SUPPLIED INFORMATION –

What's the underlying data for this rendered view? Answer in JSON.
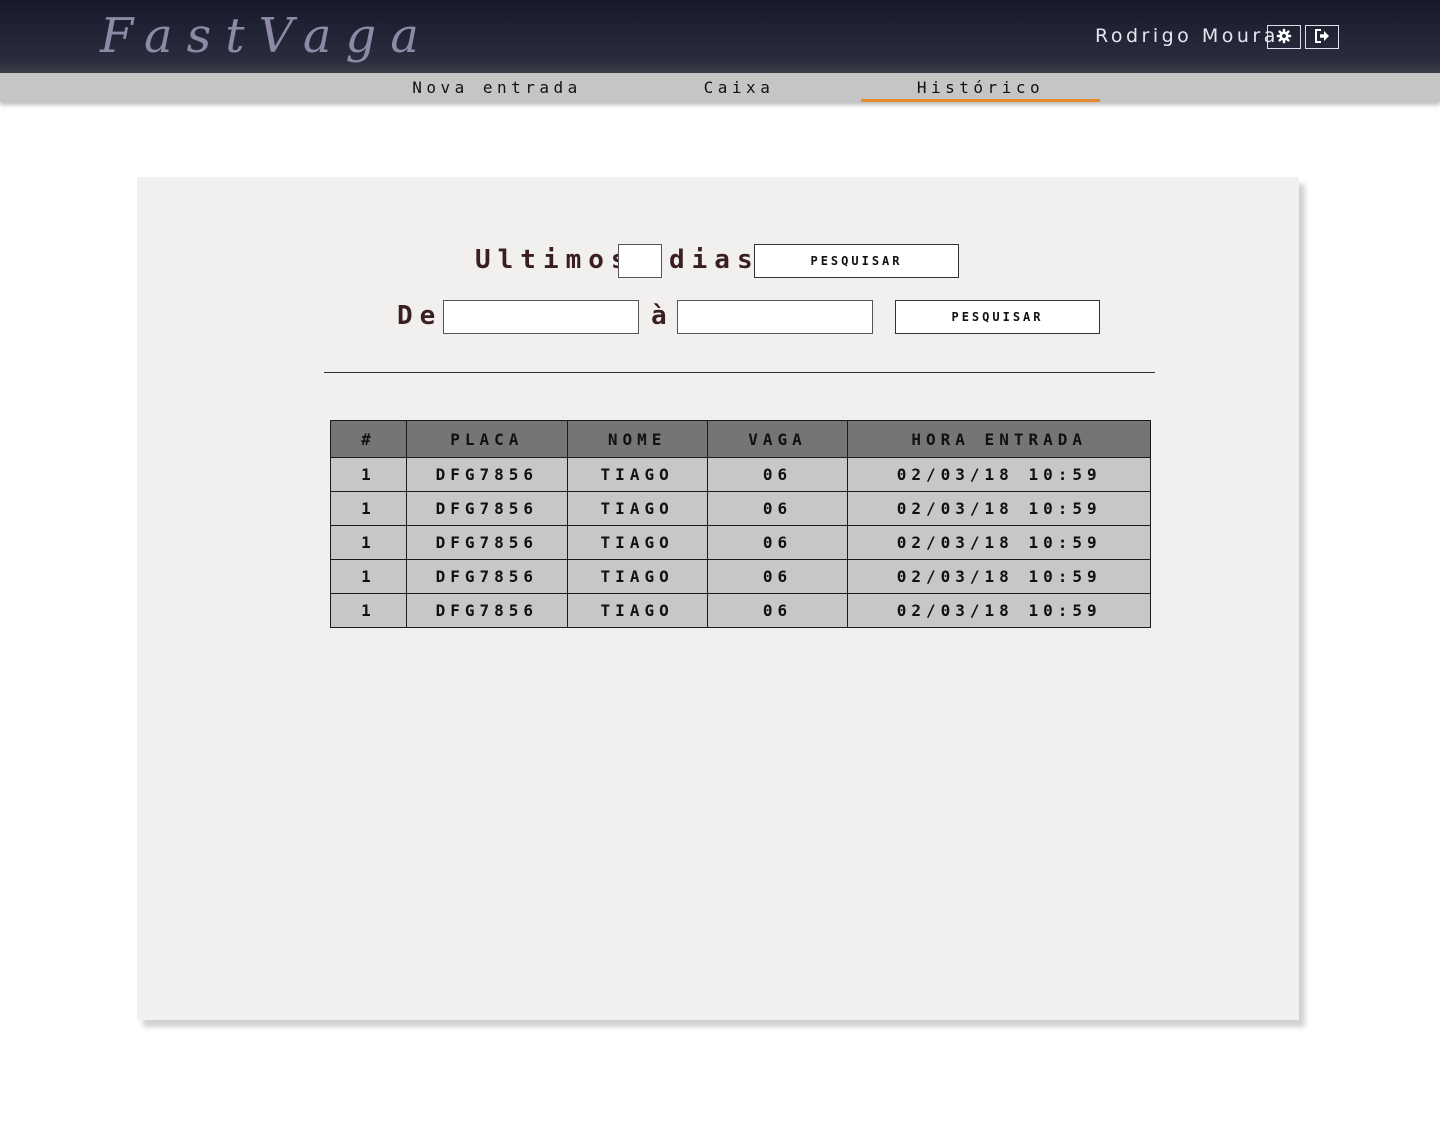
{
  "header": {
    "logo": "FastVaga",
    "user_name": "Rodrigo Moura",
    "settings_icon": "gear-icon",
    "logout_icon": "logout-icon"
  },
  "nav": {
    "items": [
      {
        "label": "Nova entrada"
      },
      {
        "label": "Caixa"
      },
      {
        "label": "Histórico",
        "active": true
      }
    ],
    "active_color": "#e38b2e"
  },
  "filters": {
    "last_days_label": "Ultimos",
    "days_label": "dias",
    "last_days_value": "",
    "search_button_1": "PESQUISAR",
    "from_label": "De",
    "to_label": "à",
    "from_value": "",
    "to_value": "",
    "search_button_2": "PESQUISAR"
  },
  "table": {
    "headers": [
      "#",
      "PLACA",
      "NOME",
      "VAGA",
      "HORA ENTRADA"
    ],
    "rows": [
      [
        "1",
        "DFG7856",
        "TIAGO",
        "06",
        "02/03/18 10:59"
      ],
      [
        "1",
        "DFG7856",
        "TIAGO",
        "06",
        "02/03/18 10:59"
      ],
      [
        "1",
        "DFG7856",
        "TIAGO",
        "06",
        "02/03/18 10:59"
      ],
      [
        "1",
        "DFG7856",
        "TIAGO",
        "06",
        "02/03/18 10:59"
      ],
      [
        "1",
        "DFG7856",
        "TIAGO",
        "06",
        "02/03/18 10:59"
      ]
    ]
  }
}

EXERCISE TASK –
Every record above should come back exactly, but without its pictures.

EXPECTED ANSWER –
What's the underlying data for this rendered view? Answer in JSON.
{
  "header": {
    "logo": "FastVaga",
    "user_name": "Rodrigo Moura",
    "settings_icon": "gear-icon",
    "logout_icon": "logout-icon"
  },
  "nav": {
    "items": [
      {
        "label": "Nova entrada"
      },
      {
        "label": "Caixa"
      },
      {
        "label": "Histórico",
        "active": true
      }
    ],
    "active_color": "#e38b2e"
  },
  "filters": {
    "last_days_label": "Ultimos",
    "days_label": "dias",
    "last_days_value": "",
    "search_button_1": "PESQUISAR",
    "from_label": "De",
    "to_label": "à",
    "from_value": "",
    "to_value": "",
    "search_button_2": "PESQUISAR"
  },
  "table": {
    "headers": [
      "#",
      "PLACA",
      "NOME",
      "VAGA",
      "HORA ENTRADA"
    ],
    "rows": [
      [
        "1",
        "DFG7856",
        "TIAGO",
        "06",
        "02/03/18 10:59"
      ],
      [
        "1",
        "DFG7856",
        "TIAGO",
        "06",
        "02/03/18 10:59"
      ],
      [
        "1",
        "DFG7856",
        "TIAGO",
        "06",
        "02/03/18 10:59"
      ],
      [
        "1",
        "DFG7856",
        "TIAGO",
        "06",
        "02/03/18 10:59"
      ],
      [
        "1",
        "DFG7856",
        "TIAGO",
        "06",
        "02/03/18 10:59"
      ]
    ]
  }
}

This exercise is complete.